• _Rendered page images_
------

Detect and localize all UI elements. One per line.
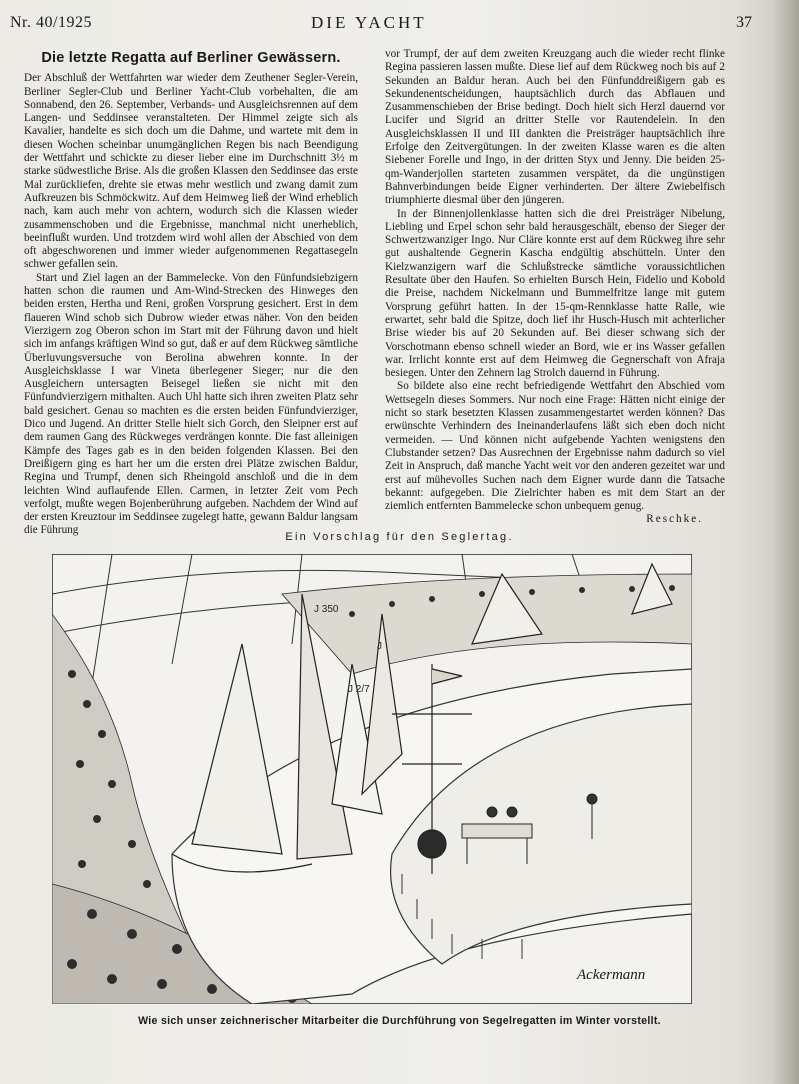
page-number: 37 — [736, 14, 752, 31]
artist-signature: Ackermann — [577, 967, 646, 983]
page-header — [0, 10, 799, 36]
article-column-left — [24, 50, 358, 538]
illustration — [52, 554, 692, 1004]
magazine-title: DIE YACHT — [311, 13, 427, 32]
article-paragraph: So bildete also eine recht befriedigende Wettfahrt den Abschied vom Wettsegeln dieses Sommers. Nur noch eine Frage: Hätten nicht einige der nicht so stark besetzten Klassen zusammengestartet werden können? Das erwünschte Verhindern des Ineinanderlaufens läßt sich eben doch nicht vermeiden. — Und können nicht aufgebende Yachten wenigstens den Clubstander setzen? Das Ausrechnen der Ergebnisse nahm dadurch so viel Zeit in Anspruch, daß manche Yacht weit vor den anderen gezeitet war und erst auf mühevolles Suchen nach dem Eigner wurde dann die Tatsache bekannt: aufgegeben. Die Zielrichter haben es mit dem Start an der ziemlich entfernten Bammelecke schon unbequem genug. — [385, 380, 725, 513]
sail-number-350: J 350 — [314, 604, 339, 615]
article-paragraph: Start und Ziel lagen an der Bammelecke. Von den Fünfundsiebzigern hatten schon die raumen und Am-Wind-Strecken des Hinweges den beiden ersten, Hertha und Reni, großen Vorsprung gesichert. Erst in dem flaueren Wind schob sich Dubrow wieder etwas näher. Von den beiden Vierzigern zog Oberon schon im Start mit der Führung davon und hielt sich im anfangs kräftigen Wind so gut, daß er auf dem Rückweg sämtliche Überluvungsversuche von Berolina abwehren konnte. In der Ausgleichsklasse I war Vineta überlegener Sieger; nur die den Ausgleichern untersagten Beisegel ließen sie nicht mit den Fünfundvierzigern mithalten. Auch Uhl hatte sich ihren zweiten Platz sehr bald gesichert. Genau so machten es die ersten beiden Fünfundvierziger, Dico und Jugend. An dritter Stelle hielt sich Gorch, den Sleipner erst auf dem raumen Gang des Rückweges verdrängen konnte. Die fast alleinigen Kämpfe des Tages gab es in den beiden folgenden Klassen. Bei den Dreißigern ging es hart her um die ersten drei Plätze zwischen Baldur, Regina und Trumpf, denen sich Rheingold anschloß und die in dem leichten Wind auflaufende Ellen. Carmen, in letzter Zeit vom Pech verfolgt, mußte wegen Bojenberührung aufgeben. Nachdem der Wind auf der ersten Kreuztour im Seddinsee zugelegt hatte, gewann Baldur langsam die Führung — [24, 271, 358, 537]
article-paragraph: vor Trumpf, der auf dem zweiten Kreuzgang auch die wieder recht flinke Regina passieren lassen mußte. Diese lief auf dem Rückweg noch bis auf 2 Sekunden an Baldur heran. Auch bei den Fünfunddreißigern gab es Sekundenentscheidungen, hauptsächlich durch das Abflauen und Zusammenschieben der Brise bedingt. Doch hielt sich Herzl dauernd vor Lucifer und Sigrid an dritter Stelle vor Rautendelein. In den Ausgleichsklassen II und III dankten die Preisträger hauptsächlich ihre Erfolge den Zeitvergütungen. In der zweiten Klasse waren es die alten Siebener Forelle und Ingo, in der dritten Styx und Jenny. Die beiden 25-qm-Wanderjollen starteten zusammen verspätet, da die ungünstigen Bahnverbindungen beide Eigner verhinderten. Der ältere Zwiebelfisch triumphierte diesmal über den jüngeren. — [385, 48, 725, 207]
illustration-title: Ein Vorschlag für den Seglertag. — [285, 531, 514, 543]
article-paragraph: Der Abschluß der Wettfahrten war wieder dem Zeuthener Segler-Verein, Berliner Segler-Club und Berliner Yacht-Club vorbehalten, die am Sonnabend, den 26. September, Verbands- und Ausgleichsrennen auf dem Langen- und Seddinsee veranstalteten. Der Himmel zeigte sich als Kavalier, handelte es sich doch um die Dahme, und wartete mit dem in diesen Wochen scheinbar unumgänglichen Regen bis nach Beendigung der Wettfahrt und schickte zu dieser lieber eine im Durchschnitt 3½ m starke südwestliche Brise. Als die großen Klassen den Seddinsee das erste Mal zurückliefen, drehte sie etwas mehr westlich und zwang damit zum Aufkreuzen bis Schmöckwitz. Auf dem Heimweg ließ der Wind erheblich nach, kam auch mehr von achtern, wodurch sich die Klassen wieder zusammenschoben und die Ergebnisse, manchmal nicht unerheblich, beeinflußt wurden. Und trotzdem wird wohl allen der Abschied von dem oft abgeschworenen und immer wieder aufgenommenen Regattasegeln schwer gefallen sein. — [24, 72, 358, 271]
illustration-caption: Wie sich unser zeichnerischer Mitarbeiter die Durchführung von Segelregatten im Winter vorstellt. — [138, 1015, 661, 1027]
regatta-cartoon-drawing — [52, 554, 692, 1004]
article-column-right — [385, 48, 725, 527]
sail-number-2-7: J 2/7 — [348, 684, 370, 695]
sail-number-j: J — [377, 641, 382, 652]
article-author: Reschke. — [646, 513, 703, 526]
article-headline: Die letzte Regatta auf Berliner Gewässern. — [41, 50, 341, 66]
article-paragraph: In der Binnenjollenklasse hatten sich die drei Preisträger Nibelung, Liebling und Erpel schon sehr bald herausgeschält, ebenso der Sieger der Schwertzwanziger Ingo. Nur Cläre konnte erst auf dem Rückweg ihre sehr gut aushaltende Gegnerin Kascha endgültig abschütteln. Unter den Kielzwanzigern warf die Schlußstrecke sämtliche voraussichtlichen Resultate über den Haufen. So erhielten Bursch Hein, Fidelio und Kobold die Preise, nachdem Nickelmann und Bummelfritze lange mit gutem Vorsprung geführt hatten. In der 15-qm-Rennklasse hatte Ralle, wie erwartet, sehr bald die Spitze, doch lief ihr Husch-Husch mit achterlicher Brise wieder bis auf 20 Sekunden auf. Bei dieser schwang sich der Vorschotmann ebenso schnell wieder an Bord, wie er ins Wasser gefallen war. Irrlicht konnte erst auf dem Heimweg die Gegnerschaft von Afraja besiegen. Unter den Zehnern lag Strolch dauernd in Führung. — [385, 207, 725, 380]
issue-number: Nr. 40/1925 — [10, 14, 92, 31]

------

• _AIM OF THE EXERCISE_
Go through the data above and return each line containing the string "title".

• _EXERCISE OUTPUT_
magazine-title: DIE YACHT — [311, 13, 427, 32]
illustration-title: Ein Vorschlag für den Seglertag. — [285, 531, 514, 543]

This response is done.